[start Document passage]

# modifers TC and 26



## MaryannR (Sep 17, 2009)

I work for an insurance company and have a charge from same provider of service- billing a TC and 26 modifier for CPT codes- 95861;95920;95926;95928;95929. 
If I am correctly reading the CPT guidleine, these codes would include physician interpretation.  The provider of servic is billing under 2 Tax ID#s- same place of service- and each billed amount is the same for TC and 26. When questioned if it is duplicate- were told ' No, billing for the technical and professional components. Is this correct ?


----------



## Bonita Bogan (Sep 17, 2009)

Each of the codes listed (CPT codes- 95861;95920;95926;95928;95929) are eligible for the 26 and TC modifiers. However, if the provider billes the global fee utilizing the -00 modifier, then the professional and technical components are included in the global fee.


----------



## MaryannR (Sep 18, 2009)

So the physician "interpretation" and physician "component" mean 2 seperate concepts?


----------



## LRH (Sep 21, 2009)

The -TC and -26 represent the 2 components to the procedure:  the facility's service of conducting the test, and the physician's service of reading and interpreting the results.  In a perfect world, when the fees for both services are added together, they should result in the fee oaid for the global service.


----------

[end Document passage]
[start Material supplied]

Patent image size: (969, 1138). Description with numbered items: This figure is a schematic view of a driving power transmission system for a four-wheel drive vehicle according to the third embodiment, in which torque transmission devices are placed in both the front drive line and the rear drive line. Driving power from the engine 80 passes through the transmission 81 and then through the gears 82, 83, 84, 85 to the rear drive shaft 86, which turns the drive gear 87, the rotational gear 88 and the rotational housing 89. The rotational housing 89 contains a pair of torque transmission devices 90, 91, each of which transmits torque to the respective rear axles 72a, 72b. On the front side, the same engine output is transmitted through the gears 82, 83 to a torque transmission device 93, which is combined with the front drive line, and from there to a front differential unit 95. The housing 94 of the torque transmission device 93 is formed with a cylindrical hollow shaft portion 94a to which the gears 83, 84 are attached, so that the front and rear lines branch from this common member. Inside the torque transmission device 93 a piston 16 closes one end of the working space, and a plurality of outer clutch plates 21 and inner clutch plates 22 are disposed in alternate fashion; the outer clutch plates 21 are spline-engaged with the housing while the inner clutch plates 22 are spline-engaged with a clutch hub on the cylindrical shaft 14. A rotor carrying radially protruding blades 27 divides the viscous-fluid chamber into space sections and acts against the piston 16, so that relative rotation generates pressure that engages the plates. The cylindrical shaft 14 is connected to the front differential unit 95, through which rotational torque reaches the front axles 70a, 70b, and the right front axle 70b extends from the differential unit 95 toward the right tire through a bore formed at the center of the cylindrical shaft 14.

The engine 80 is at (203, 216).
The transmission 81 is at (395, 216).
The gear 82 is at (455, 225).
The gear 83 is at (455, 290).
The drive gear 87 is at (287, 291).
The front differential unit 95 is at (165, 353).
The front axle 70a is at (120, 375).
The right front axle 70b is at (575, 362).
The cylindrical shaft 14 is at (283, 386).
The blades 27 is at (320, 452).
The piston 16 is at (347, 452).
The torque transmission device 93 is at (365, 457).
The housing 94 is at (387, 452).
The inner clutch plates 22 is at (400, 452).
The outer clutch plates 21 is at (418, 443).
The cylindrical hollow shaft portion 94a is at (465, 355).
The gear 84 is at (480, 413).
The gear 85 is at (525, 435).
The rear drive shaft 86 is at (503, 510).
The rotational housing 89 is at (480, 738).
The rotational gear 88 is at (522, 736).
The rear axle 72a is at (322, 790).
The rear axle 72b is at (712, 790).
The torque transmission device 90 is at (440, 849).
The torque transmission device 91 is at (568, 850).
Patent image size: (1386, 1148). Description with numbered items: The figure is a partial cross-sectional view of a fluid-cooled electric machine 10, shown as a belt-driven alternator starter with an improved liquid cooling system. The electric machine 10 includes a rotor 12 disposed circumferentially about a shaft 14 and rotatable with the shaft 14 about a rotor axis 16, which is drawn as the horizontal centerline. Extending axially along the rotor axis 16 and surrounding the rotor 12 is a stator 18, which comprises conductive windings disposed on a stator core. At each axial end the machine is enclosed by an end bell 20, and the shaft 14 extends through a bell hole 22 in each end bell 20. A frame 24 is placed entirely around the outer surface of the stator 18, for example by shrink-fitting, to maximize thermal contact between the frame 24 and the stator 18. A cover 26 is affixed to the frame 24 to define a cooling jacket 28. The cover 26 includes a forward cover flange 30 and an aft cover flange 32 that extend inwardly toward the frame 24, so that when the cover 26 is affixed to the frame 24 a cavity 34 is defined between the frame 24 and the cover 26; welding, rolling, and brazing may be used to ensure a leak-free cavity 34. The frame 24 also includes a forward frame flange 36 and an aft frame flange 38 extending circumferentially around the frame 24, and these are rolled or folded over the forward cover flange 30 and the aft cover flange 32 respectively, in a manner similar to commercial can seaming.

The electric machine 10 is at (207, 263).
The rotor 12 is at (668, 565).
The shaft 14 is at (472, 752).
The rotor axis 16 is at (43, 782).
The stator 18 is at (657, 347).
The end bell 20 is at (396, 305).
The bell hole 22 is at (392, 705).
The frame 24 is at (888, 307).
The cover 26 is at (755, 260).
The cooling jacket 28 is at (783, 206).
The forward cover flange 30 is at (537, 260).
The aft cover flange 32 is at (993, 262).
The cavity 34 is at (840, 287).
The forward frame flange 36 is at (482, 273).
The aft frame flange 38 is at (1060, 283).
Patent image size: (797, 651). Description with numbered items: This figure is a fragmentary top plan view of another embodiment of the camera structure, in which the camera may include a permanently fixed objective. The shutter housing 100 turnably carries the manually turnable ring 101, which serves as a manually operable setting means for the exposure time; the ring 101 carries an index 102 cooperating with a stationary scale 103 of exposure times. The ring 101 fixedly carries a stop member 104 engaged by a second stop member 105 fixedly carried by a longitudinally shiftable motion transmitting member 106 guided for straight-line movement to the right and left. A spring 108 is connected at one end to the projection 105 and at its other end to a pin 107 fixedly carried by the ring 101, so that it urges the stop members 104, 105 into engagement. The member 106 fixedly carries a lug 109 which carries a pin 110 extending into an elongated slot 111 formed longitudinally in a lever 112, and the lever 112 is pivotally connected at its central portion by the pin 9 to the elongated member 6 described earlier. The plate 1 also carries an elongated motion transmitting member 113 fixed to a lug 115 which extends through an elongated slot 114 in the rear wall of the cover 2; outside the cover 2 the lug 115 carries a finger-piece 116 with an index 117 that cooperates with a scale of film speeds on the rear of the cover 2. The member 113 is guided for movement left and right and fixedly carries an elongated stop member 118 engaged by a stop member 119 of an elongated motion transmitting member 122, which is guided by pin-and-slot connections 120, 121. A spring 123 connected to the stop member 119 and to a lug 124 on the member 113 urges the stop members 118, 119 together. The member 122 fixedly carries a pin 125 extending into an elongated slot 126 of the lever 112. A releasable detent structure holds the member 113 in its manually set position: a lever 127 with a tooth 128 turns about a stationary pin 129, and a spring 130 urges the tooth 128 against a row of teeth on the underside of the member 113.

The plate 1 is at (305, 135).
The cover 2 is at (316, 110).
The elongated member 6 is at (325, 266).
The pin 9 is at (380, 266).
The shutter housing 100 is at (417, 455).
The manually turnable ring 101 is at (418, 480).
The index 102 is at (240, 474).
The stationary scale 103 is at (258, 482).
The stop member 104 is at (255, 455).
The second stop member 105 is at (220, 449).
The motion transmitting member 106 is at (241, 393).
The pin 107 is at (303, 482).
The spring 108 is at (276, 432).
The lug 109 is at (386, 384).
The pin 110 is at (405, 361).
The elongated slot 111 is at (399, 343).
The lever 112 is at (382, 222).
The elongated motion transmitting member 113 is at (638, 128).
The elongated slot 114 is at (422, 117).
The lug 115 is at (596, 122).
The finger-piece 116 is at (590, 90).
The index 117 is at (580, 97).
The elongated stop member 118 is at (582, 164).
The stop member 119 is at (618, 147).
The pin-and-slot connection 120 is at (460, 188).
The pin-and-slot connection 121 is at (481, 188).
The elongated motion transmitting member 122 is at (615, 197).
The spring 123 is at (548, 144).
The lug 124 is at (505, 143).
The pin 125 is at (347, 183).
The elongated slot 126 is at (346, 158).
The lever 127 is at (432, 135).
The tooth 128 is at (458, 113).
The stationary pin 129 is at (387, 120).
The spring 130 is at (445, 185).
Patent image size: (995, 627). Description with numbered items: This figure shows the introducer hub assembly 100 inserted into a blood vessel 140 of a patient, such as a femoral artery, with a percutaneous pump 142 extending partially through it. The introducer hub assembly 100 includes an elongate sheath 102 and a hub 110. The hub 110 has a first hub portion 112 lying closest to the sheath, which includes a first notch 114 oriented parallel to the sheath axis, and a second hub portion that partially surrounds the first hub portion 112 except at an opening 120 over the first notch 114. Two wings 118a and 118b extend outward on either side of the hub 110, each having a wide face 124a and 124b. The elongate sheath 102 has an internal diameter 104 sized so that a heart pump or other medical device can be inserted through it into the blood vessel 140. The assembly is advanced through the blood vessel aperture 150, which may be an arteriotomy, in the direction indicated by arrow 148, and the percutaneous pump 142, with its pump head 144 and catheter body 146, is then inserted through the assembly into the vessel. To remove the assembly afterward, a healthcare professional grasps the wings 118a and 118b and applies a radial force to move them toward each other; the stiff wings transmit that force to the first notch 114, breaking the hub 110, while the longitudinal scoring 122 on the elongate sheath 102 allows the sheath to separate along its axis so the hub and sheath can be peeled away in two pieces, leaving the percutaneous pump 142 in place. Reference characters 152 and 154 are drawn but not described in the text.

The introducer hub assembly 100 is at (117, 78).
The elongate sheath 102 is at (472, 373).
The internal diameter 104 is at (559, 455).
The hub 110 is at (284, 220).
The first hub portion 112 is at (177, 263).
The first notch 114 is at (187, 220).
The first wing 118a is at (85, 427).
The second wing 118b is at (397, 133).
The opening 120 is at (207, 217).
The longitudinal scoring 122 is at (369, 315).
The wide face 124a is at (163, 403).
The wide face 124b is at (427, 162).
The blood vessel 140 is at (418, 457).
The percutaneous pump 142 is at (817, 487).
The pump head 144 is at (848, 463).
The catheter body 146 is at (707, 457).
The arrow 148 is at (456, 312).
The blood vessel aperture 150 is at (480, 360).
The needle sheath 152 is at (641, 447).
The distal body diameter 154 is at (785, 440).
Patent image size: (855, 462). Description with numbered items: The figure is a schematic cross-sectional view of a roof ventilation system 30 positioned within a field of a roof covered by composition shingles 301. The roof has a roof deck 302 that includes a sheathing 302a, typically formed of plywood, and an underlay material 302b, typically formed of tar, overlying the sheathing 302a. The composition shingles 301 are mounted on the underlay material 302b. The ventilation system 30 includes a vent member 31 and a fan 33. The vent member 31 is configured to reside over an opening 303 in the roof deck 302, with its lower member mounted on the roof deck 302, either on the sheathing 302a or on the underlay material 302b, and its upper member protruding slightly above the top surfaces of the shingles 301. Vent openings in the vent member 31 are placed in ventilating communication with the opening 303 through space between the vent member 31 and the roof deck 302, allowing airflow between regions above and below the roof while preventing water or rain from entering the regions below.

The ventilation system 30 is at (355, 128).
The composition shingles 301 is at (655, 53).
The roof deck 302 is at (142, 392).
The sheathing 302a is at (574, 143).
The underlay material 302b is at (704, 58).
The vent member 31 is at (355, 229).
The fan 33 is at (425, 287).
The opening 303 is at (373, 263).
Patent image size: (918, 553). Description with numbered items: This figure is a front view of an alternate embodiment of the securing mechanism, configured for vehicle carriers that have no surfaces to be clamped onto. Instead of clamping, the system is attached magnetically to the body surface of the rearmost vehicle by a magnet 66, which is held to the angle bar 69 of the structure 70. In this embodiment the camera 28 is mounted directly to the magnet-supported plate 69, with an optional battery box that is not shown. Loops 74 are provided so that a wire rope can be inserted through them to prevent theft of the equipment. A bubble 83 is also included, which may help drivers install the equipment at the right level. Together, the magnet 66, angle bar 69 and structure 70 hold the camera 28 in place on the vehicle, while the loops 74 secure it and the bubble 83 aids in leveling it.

[end Material supplied]

Problems
a: Can you retype the thread on TC and 26 modifiers between "## MaryannR (Sep 18, 2009)" and "the global service.", inclusive?
b: How would you sum up the thread on TC and 26 modifiers in two sentences?

Response list
a:
## MaryannR (Sep 18, 2009)

So the physician "interpretation" and physician "component" mean 2 seperate concepts?


----------



## LRH (Sep 21, 2009)

The -TC and -26 represent the 2 components to the procedure:  the facility's service of conducting the test, and the physician's service of reading and interpreting the results.  In a perfect world, when the fees for both services are added together, they should result in the fee oaid for the global service.

b: A poster at an insurance company asks whether it is correct for one provider to bill the same CPT codes with both TC and 26 modifiers under two Tax ID numbers at one place of service, having been told these cover the technical and professional components. Replies say the listed codes are eligible for both modifiers, that a global fee billed with the -00 modifier includes both components, and that TC represents the facility's service of conducting the test while 26 represents the physician's reading and interpreting of the results.